EXERCISE OBJECTIVE | Some lines in the listing below may include the string "cause". How many are there? Give only the number.

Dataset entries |
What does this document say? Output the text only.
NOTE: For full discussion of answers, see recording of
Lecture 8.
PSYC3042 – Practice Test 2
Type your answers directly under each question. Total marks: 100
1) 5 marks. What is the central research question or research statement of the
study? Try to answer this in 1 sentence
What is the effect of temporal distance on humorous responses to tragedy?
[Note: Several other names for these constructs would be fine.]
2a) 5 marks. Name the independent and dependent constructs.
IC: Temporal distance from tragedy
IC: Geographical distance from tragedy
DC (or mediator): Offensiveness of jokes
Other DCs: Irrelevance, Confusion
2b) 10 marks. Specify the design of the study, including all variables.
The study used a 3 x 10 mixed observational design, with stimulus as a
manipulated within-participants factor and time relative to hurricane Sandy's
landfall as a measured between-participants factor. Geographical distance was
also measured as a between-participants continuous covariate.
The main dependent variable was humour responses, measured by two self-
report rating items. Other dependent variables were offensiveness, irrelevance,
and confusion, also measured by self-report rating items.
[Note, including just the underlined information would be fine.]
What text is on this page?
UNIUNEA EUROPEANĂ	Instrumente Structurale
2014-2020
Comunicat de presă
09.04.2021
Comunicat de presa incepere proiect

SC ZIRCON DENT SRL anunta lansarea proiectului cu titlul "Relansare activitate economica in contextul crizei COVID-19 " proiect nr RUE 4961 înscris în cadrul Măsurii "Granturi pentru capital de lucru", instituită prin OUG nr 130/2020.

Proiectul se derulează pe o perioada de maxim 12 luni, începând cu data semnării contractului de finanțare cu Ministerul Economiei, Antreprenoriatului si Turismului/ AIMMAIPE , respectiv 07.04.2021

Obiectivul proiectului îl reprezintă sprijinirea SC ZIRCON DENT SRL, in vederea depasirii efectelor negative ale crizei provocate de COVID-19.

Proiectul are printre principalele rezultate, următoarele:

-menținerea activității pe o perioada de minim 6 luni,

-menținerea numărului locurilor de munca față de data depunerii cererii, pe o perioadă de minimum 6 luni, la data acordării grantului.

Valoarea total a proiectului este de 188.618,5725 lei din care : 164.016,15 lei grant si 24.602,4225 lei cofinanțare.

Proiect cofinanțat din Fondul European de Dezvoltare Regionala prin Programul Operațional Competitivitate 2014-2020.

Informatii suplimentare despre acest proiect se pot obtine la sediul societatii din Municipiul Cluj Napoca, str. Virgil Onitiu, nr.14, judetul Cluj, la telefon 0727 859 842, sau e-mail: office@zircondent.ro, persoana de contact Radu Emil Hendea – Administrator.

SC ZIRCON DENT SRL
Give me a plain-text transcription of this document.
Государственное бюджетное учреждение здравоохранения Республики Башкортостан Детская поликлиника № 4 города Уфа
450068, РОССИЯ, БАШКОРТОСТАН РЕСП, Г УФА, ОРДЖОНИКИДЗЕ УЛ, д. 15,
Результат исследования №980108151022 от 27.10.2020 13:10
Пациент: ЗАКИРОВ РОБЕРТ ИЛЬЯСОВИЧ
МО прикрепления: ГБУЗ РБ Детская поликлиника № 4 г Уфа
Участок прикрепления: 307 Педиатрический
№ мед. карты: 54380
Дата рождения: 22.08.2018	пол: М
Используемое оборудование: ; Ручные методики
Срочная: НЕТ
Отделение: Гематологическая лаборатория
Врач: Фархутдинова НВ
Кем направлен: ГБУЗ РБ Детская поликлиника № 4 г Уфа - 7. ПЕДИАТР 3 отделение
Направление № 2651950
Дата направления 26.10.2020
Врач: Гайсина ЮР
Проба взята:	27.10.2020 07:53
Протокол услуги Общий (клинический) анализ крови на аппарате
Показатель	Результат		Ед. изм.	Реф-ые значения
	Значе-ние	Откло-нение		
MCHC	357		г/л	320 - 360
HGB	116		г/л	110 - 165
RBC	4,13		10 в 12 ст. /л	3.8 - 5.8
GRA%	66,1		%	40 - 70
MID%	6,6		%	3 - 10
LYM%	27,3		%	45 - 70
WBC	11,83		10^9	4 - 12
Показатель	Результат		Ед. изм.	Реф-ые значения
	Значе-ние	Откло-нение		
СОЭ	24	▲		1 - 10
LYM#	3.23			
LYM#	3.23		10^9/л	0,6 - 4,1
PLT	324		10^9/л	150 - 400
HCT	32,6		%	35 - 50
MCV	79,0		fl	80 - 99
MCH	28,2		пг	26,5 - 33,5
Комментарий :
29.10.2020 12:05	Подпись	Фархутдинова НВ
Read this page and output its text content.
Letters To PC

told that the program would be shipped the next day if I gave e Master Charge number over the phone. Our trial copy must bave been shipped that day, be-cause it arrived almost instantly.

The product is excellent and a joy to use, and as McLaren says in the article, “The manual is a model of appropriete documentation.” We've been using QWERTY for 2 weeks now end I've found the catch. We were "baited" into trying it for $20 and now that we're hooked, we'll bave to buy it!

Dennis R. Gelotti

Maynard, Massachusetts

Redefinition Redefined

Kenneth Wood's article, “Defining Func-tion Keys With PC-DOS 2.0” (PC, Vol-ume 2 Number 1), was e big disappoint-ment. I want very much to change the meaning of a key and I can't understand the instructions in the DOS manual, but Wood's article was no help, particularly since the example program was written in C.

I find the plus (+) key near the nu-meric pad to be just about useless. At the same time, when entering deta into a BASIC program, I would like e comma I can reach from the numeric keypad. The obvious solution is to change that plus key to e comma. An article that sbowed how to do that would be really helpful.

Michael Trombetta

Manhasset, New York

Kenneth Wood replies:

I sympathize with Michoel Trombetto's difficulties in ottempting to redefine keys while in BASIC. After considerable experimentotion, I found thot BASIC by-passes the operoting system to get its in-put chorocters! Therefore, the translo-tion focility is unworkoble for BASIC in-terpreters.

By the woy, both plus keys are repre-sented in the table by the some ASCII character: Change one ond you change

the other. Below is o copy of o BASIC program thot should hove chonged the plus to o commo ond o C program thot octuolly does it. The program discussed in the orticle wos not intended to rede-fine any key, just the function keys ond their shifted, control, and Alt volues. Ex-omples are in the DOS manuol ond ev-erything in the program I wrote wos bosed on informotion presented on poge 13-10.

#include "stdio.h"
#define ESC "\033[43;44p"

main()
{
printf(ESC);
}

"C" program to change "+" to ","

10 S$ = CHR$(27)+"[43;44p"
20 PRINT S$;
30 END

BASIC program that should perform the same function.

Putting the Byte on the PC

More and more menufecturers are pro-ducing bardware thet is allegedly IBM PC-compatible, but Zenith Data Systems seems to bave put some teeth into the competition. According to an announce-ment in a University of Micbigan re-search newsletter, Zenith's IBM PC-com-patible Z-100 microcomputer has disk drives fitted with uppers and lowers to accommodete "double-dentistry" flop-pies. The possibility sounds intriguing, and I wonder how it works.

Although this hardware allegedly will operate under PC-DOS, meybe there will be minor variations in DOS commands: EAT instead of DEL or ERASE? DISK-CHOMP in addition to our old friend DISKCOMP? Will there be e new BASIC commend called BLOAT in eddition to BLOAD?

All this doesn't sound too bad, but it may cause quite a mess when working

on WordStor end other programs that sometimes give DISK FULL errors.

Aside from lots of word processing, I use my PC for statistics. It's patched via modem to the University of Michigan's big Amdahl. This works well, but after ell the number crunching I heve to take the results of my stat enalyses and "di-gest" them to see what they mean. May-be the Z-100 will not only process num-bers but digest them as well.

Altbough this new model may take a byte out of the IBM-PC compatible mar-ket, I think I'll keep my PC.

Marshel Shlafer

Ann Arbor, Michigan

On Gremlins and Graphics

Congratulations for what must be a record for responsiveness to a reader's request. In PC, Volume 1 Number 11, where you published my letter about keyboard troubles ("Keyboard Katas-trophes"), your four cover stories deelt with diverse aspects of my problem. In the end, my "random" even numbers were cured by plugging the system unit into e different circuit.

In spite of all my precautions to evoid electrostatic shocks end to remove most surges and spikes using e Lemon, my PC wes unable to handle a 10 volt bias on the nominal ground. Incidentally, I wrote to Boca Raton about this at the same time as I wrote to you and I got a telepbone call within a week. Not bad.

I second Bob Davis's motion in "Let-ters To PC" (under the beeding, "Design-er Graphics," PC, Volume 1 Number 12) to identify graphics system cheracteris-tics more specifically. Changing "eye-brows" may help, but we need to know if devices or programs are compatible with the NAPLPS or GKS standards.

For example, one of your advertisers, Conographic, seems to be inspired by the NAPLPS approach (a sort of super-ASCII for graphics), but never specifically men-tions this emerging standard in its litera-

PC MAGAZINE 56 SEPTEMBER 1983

RESPONSE TO THIS EXERCISE | 2